Input >>
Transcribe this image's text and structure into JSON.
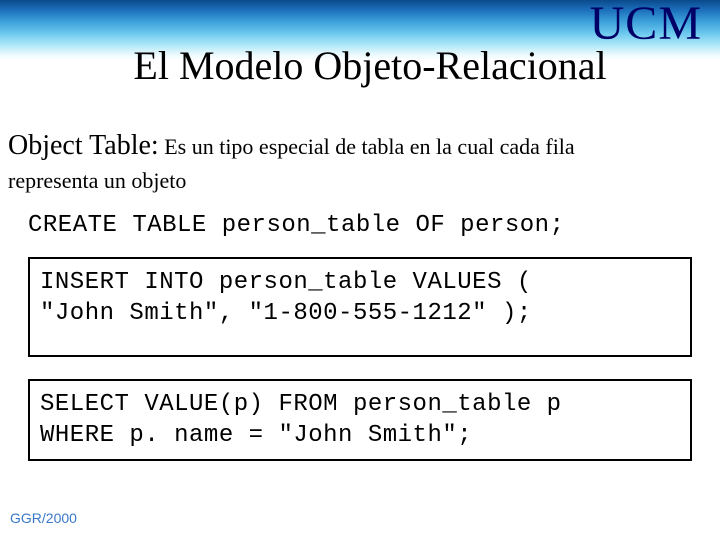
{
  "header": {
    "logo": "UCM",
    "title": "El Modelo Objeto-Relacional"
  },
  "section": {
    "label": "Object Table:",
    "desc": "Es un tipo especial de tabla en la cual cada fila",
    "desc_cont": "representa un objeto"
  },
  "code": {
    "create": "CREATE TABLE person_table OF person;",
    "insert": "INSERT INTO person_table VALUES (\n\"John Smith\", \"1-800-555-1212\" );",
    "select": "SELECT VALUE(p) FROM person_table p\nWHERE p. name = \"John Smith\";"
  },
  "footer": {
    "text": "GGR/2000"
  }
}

Required task >> Some lines of the data above may hold the word "John"; report how many do, and nothing else.

The output >> 2